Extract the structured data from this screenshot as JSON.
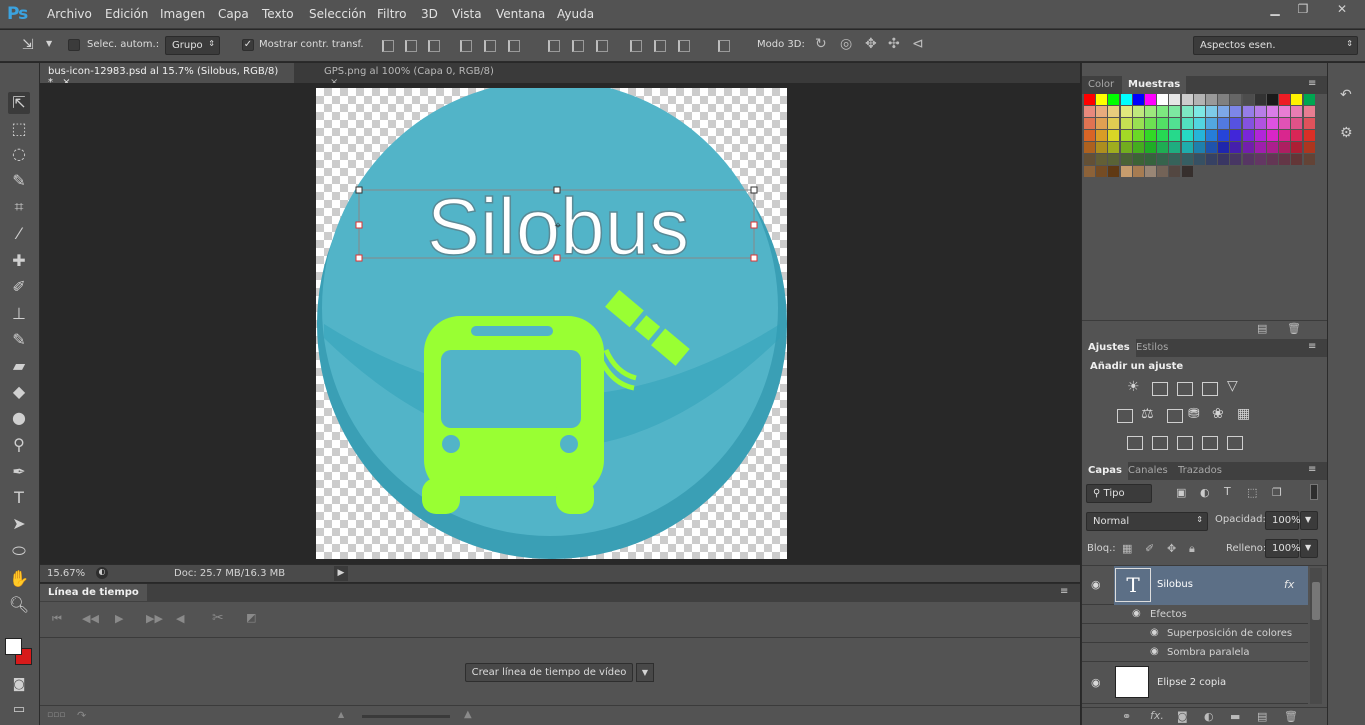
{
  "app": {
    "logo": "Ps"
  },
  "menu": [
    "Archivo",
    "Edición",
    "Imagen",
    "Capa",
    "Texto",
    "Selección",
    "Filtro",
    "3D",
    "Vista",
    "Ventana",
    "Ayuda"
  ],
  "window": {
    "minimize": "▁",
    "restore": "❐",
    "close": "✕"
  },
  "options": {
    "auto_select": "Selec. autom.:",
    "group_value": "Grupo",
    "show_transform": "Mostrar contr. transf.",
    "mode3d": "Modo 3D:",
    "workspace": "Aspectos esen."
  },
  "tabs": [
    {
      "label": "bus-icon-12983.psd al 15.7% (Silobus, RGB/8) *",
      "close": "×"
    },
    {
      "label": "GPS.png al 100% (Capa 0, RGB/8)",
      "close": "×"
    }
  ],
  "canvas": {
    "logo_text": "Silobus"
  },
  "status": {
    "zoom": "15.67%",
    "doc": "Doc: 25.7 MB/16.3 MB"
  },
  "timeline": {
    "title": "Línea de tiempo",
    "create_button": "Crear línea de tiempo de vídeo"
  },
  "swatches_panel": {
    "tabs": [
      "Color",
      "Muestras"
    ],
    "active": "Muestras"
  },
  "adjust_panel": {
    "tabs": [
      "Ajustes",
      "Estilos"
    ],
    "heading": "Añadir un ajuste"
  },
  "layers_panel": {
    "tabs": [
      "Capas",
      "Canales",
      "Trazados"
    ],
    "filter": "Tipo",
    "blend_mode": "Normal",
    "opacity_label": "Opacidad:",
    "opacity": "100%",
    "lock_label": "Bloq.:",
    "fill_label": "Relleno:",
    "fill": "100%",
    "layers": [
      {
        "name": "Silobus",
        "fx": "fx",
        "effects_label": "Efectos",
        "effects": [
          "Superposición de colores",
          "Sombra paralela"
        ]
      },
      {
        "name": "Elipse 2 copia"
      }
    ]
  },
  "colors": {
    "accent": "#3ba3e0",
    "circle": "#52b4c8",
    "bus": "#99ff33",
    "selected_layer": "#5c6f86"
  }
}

————————

*WHAT TO WORK ON:* Copy out all the data without changing anything, and drop the pictures.

*RESPONSE:*
Extract the structured data from this screenshot as JSON.
{
  "app": {
    "logo": "Ps"
  },
  "menu": [
    "Archivo",
    "Edición",
    "Imagen",
    "Capa",
    "Texto",
    "Selección",
    "Filtro",
    "3D",
    "Vista",
    "Ventana",
    "Ayuda"
  ],
  "window": {
    "minimize": "▁",
    "restore": "❐",
    "close": "✕"
  },
  "options": {
    "auto_select": "Selec. autom.:",
    "group_value": "Grupo",
    "show_transform": "Mostrar contr. transf.",
    "mode3d": "Modo 3D:",
    "workspace": "Aspectos esen."
  },
  "tabs": [
    {
      "label": "bus-icon-12983.psd al 15.7% (Silobus, RGB/8) *",
      "close": "×"
    },
    {
      "label": "GPS.png al 100% (Capa 0, RGB/8)",
      "close": "×"
    }
  ],
  "canvas": {
    "logo_text": "Silobus"
  },
  "status": {
    "zoom": "15.67%",
    "doc": "Doc: 25.7 MB/16.3 MB"
  },
  "timeline": {
    "title": "Línea de tiempo",
    "create_button": "Crear línea de tiempo de vídeo"
  },
  "swatches_panel": {
    "tabs": [
      "Color",
      "Muestras"
    ],
    "active": "Muestras"
  },
  "adjust_panel": {
    "tabs": [
      "Ajustes",
      "Estilos"
    ],
    "heading": "Añadir un ajuste"
  },
  "layers_panel": {
    "tabs": [
      "Capas",
      "Canales",
      "Trazados"
    ],
    "filter": "Tipo",
    "blend_mode": "Normal",
    "opacity_label": "Opacidad:",
    "opacity": "100%",
    "lock_label": "Bloq.:",
    "fill_label": "Relleno:",
    "fill": "100%",
    "layers": [
      {
        "name": "Silobus",
        "fx": "fx",
        "effects_label": "Efectos",
        "effects": [
          "Superposición de colores",
          "Sombra paralela"
        ]
      },
      {
        "name": "Elipse 2 copia"
      }
    ]
  },
  "colors": {
    "accent": "#3ba3e0",
    "circle": "#52b4c8",
    "bus": "#99ff33",
    "selected_layer": "#5c6f86"
  }
}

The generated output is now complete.